Return all the data below as it stands, minus the pictures.

- **Rows**:
— begin —

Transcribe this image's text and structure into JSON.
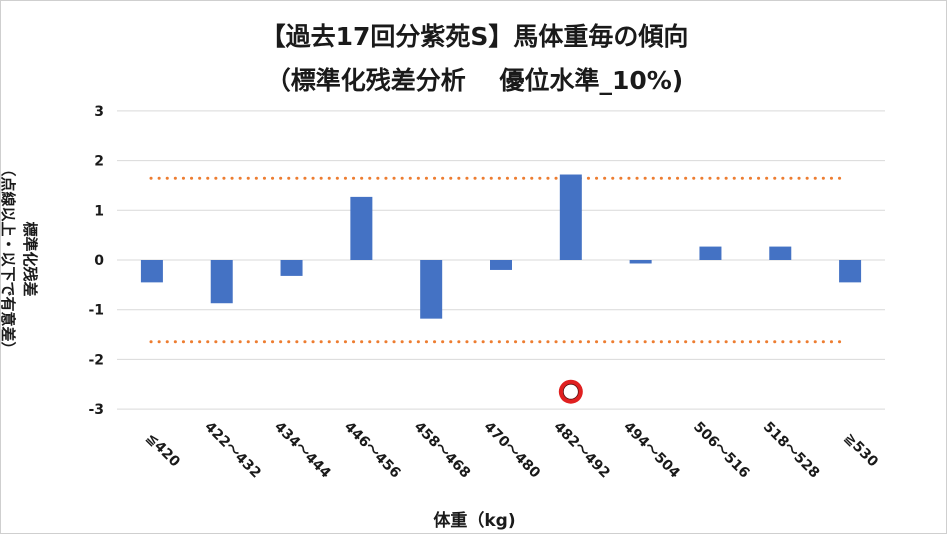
{
  "chart_data": {
    "type": "bar",
    "title": "【過去17回分紫苑S】馬体重毎の傾向",
    "subtitle": "（標準化残差分析　 優位水準_10%)",
    "xlabel": "体重（kg)",
    "ylabel_line1": "標準化残差",
    "ylabel_line2": "（点線以上・以下で有意差）",
    "categories": [
      "≦420",
      "422～432",
      "434～444",
      "446～456",
      "458～468",
      "470～480",
      "482～492",
      "494～504",
      "506～516",
      "518～528",
      "≧530"
    ],
    "values": [
      -0.45,
      -0.87,
      -0.32,
      1.27,
      -1.18,
      -0.2,
      1.72,
      -0.07,
      0.27,
      0.27,
      -0.45
    ],
    "ylim": [
      -3,
      3
    ],
    "yticks": [
      "3",
      "2",
      "1",
      "0",
      "-1",
      "-2",
      "-3"
    ],
    "threshold": 1.645,
    "grid": true,
    "bar_color": "#4472c4",
    "threshold_color": "#ed7d31",
    "marker": {
      "category": "482～492",
      "y": -2.65,
      "ring_color": "#e02020",
      "fill_color": "#ffffff"
    }
  }
}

— end —

- **Worked solution**:
Transcribe this image's text and structure into JSON.
{
  "chart_data": {
    "type": "bar",
    "title": "【過去17回分紫苑S】馬体重毎の傾向",
    "subtitle": "（標準化残差分析　 優位水準_10%)",
    "xlabel": "体重（kg)",
    "ylabel_line1": "標準化残差",
    "ylabel_line2": "（点線以上・以下で有意差）",
    "categories": [
      "≦420",
      "422～432",
      "434～444",
      "446～456",
      "458～468",
      "470～480",
      "482～492",
      "494～504",
      "506～516",
      "518～528",
      "≧530"
    ],
    "values": [
      -0.45,
      -0.87,
      -0.32,
      1.27,
      -1.18,
      -0.2,
      1.72,
      -0.07,
      0.27,
      0.27,
      -0.45
    ],
    "ylim": [
      -3,
      3
    ],
    "yticks": [
      "3",
      "2",
      "1",
      "0",
      "-1",
      "-2",
      "-3"
    ],
    "threshold": 1.645,
    "grid": true,
    "bar_color": "#4472c4",
    "threshold_color": "#ed7d31",
    "marker": {
      "category": "482～492",
      "y": -2.65,
      "ring_color": "#e02020",
      "fill_color": "#ffffff"
    }
  }
}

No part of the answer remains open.